** begin Task inputs **
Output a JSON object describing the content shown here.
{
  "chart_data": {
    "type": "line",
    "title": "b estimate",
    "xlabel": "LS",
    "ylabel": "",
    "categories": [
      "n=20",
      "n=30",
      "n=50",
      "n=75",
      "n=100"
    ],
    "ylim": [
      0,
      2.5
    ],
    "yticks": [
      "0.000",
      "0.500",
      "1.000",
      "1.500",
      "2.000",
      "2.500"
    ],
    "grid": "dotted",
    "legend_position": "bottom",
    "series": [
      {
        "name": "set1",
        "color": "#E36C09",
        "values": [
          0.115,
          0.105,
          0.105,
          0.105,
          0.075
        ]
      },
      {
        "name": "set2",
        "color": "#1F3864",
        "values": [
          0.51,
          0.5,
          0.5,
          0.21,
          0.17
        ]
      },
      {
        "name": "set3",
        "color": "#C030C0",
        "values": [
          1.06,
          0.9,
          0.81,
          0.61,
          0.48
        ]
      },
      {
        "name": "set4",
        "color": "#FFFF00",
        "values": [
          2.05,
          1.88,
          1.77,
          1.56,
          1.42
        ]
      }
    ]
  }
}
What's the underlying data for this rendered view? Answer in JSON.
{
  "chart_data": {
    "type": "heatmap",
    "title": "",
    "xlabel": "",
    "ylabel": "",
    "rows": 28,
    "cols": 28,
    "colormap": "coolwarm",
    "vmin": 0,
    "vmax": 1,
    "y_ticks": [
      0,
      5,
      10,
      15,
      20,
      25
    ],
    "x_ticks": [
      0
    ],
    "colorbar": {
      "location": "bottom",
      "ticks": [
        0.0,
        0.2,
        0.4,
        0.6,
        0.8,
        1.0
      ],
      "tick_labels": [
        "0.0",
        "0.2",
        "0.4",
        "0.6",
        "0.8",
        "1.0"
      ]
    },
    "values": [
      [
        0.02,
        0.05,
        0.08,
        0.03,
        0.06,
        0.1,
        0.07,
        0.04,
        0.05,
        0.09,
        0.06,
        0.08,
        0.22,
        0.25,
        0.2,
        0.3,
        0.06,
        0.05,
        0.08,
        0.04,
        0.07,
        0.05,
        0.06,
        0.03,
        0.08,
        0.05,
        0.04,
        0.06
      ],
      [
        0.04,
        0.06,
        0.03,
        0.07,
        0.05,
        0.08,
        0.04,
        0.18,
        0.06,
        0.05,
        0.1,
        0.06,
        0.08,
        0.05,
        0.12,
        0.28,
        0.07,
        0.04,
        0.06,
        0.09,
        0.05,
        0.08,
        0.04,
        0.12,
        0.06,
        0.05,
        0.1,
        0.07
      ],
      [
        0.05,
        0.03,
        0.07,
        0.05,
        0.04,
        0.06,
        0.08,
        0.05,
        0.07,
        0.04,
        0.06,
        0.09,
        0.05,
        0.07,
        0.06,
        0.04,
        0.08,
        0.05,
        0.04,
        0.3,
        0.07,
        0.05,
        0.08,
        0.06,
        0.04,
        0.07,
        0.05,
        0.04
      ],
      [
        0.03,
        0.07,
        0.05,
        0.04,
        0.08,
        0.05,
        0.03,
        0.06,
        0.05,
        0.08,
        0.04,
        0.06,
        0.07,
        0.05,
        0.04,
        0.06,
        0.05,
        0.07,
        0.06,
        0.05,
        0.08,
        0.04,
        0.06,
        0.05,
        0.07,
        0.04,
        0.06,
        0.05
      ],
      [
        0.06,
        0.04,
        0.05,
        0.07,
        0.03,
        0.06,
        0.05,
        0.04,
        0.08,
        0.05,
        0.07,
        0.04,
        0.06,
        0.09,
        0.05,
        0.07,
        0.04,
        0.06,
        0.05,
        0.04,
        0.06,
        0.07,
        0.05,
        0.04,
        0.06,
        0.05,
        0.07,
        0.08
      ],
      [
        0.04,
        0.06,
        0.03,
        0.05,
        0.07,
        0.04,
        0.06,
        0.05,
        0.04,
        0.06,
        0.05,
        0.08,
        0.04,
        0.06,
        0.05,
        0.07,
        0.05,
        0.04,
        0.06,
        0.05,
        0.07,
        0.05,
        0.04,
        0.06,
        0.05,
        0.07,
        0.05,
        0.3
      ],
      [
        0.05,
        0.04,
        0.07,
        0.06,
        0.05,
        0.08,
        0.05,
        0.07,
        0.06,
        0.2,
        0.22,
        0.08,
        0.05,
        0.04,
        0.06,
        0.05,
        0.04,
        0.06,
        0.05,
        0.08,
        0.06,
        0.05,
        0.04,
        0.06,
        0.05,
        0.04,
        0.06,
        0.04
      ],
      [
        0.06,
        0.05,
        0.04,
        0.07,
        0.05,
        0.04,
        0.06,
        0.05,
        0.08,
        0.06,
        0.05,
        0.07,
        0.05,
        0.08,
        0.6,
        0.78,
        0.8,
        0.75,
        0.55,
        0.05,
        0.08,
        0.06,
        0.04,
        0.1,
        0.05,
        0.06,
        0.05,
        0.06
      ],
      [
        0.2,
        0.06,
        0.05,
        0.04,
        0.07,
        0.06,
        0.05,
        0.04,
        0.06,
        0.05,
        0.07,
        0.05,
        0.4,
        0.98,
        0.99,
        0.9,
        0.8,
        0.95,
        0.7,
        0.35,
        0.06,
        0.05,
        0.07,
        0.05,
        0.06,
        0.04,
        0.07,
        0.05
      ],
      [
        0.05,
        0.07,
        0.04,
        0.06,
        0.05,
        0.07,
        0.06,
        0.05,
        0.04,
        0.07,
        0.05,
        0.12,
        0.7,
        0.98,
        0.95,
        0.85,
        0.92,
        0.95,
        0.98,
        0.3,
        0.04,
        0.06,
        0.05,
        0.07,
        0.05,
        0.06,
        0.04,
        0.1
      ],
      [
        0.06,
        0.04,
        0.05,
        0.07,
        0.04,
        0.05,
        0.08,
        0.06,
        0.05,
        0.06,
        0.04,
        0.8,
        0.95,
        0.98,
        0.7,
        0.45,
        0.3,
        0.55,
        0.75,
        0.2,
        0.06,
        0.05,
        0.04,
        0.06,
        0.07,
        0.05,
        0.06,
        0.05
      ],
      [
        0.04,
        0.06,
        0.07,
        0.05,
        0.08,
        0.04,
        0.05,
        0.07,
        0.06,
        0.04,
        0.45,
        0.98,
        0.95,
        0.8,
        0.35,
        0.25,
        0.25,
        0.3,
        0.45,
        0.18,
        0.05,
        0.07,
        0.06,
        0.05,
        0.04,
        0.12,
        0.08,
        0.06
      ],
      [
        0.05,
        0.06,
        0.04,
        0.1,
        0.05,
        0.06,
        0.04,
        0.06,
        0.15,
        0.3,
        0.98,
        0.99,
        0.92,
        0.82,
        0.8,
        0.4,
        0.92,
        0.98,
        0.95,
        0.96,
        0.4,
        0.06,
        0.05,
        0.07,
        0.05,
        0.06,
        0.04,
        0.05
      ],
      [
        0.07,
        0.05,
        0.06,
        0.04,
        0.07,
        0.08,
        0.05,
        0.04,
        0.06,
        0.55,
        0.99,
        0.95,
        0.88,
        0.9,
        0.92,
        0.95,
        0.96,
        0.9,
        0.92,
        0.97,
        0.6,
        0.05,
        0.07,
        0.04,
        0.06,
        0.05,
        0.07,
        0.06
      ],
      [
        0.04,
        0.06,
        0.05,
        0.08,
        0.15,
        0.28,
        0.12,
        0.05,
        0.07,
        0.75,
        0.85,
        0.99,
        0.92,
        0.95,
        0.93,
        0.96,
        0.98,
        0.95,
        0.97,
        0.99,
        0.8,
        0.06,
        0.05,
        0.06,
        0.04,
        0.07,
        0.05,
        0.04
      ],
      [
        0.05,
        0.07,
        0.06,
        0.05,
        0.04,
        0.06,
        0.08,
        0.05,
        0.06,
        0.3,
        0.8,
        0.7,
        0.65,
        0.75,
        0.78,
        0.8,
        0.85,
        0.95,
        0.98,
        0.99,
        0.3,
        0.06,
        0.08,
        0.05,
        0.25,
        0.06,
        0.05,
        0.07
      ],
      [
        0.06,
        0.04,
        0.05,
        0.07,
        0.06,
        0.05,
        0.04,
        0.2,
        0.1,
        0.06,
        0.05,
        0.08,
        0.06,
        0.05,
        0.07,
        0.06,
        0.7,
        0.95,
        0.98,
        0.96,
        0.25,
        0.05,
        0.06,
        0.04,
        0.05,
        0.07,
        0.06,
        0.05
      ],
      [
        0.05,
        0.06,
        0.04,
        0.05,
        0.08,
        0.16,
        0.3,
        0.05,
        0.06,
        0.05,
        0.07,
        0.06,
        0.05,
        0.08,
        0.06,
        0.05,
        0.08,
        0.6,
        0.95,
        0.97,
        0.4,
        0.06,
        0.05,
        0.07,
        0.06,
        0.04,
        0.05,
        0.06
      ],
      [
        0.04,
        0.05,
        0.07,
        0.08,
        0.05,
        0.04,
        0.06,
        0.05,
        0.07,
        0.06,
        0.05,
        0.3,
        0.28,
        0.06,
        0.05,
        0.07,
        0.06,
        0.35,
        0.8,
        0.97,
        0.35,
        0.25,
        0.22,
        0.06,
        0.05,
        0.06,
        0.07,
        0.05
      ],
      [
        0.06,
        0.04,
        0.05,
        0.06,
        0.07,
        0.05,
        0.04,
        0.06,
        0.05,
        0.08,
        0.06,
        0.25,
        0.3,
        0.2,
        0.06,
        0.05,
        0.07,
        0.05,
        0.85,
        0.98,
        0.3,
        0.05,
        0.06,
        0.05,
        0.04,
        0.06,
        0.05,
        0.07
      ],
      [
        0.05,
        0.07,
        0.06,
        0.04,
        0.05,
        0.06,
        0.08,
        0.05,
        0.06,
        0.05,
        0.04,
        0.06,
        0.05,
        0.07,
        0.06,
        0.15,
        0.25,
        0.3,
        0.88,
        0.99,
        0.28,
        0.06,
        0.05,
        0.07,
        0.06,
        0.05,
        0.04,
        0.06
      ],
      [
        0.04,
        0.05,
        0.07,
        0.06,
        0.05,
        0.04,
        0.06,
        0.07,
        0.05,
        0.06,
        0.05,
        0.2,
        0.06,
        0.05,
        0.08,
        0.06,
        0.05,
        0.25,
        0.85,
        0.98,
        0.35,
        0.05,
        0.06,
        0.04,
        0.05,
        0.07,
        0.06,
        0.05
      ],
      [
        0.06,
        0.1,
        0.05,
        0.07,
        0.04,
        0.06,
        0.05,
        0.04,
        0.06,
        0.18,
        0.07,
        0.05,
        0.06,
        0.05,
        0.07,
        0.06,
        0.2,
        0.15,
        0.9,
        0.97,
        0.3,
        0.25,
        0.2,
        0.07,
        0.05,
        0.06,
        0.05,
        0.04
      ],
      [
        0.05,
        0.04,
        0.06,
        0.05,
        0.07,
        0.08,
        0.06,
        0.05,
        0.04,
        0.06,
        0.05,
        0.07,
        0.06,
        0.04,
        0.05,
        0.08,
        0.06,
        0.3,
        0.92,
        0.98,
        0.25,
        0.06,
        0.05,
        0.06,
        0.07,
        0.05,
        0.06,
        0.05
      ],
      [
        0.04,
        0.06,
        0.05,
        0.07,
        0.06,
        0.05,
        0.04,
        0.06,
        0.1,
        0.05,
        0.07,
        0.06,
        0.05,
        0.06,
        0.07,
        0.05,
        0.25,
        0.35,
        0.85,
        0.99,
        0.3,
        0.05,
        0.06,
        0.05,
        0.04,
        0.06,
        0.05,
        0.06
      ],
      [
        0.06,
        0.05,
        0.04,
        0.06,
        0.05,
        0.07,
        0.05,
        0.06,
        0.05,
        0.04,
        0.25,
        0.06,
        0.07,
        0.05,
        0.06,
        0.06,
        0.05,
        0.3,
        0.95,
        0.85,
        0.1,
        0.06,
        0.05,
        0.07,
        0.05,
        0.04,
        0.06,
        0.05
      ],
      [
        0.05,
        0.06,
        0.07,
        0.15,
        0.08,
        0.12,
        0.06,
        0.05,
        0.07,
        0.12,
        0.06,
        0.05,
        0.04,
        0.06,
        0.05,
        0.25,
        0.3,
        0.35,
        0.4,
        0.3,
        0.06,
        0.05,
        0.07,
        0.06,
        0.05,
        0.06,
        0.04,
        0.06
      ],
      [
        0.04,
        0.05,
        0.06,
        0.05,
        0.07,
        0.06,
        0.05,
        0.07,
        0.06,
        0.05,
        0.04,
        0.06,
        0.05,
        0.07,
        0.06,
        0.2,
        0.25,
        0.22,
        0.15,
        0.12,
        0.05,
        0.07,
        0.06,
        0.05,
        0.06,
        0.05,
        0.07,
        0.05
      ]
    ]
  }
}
** end Task inputs **
§ The request
Look through the material and copy each line that has "JSON".

§ Solution for this exercise
Output a JSON object describing the content shown here.
What's the underlying data for this rendered view? Answer in JSON.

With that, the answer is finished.